■ Problem requirements ■
Look through the material and copy each line holding "由此可见".

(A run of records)
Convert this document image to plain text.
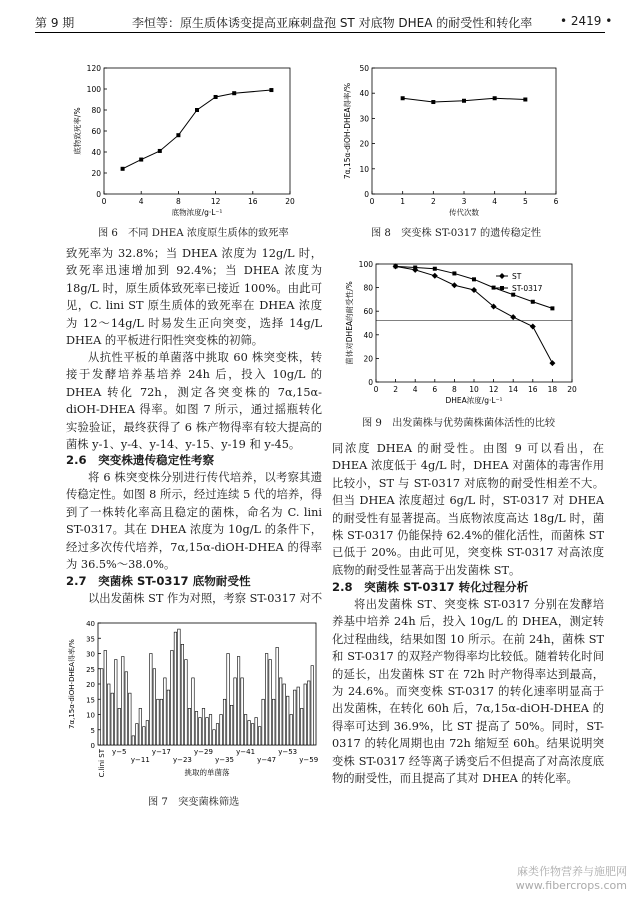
第 9 期	李恒等：原生质体诱变提高亚麻刺盘孢 ST 对底物 DHEA 的耐受性和转化率 • 2419 •
0
20
40
60
80
100
120
0	4	8	12	16	20
底物浓度/g·L⁻¹
底物致死率/%
图 6　不同 DHEA 浓度原生质体的致死率
0
10
20
30
40
50
0	1	2	3	4	5	6
传代次数
7α,15α-diOH-DHEA得率/%
图 8　突变株 ST-0317 的遗传稳定性
0
20
40
60
80
100
0 2 4 6 8 10 12 14 16 18 20
DHEA浓度/g·L⁻¹
菌体对DHEA的耐受性/%
ST
ST-0317
图 9　出发菌株与优势菌株菌体活性的比较

致死率为 32.8%；当 DHEA 浓度为 12g/L 时，致死率迅速增加到 92.4%；当 DHEA 浓度为 18g/L 时，原生质体致死率已接近 100%。由此可见，C. lini ST 原生质体的致死率在 DHEA 浓度为 12～14g/L 时易发生正向突变，选择 14g/L DHEA 的平板进行阳性突变株的初筛。

从抗性平板的单菌落中挑取 60 株突变株，转接于发酵培养基培养 24h 后，投入 10g/L 的 DHEA 转化 72h，测定各突变株的 7α,15α-diOH-DHEA 得率。如图 7 所示，通过摇瓶转化实验验证，最终获得了 6 株产物得率有较大提高的菌株 y-1、y-4、y-14、y-15、y-19 和 y-45。

2.6　突变株遗传稳定性考察

将 6 株突变株分别进行传代培养，以考察其遗传稳定性。如图 8 所示，经过连续 5 代的培养，得到了一株转化率高且稳定的菌株，命名为 C. lini ST-0317。其在 DHEA 浓度为 10g/L 的条件下，经过多次传代培养，7α,15α-diOH-DHEA 的得率为 36.5%～38.0%。

2.7　突菌株 ST-0317 底物耐受性

以出发菌株 ST 作为对照，考察 ST-0317 对不

0
5
10
15
20
25
30
35
40
C.lini ST y−5
y−11
y−17
y−23
y−29
y−35
y−41
y−47
y−53
y−59
挑取的单菌落
7α,15α-diOH-DHEA得率/%
图 7　突变菌株筛选

同浓度 DHEA 的耐受性。由图 9 可以看出，在 DHEA 浓度低于 4g/L 时，DHEA 对菌体的毒害作用比较小，ST 与 ST-0317 对底物的耐受性相差不大。但当 DHEA 浓度超过 6g/L 时，ST-0317 对 DHEA 的耐受性有显著提高。当底物浓度高达 18g/L 时，菌株 ST-0317 仍能保持 62.4%的催化活性，而菌株 ST 已低于 20%。由此可见，突变株 ST-0317 对高浓度底物的耐受性显著高于出发菌株 ST。

2.8　突菌株 ST-0317 转化过程分析

将出发菌株 ST、突变株 ST-0317 分别在发酵培养基中培养 24h 后，投入 10g/L 的 DHEA，测定转化过程曲线，结果如图 10 所示。在前 24h，菌株 ST 和 ST-0317 的双羟产物得率均比较低。随着转化时间的延长，出发菌株 ST 在 72h 时产物得率达到最高，为 24.6%。而突变株 ST-0317 的转化速率明显高于出发菌株，在转化 60h 后，7α,15α-diOH-DHEA 的得率可达到 36.9%，比 ST 提高了 50%。同时，ST-0317 的转化周期也由 72h 缩短至 60h。结果说明突变株 ST-0317 经等离子诱变后不但提高了对高浓度底物的耐受性，而且提高了其对 DHEA 的转化率。

麻类作物营养与施肥网
www.fibercrops.com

■ Solution to this task ■
致死率为 32.8%；当 DHEA 浓度为 12g/L 时，致死率迅速增加到 92.4%；当 DHEA 浓度为 18g/L 时，原生质体致死率已接近 100%。由此可见，C. lini ST 原生质体的致死率在 DHEA 浓度为 12～14g/L 时易发生正向突变，选择 14g/L DHEA 的平板进行阳性突变株的初筛。
同浓度 DHEA 的耐受性。由图 9 可以看出，在 DHEA 浓度低于 4g/L 时，DHEA 对菌体的毒害作用比较小，ST 与 ST-0317 对底物的耐受性相差不大。但当 DHEA 浓度超过 6g/L 时，ST-0317 对 DHEA 的耐受性有显著提高。当底物浓度高达 18g/L 时，菌株 ST-0317 仍能保持 62.4%的催化活性，而菌株 ST 已低于 20%。由此可见，突变株 ST-0317 对高浓度底物的耐受性显著高于出发菌株 ST。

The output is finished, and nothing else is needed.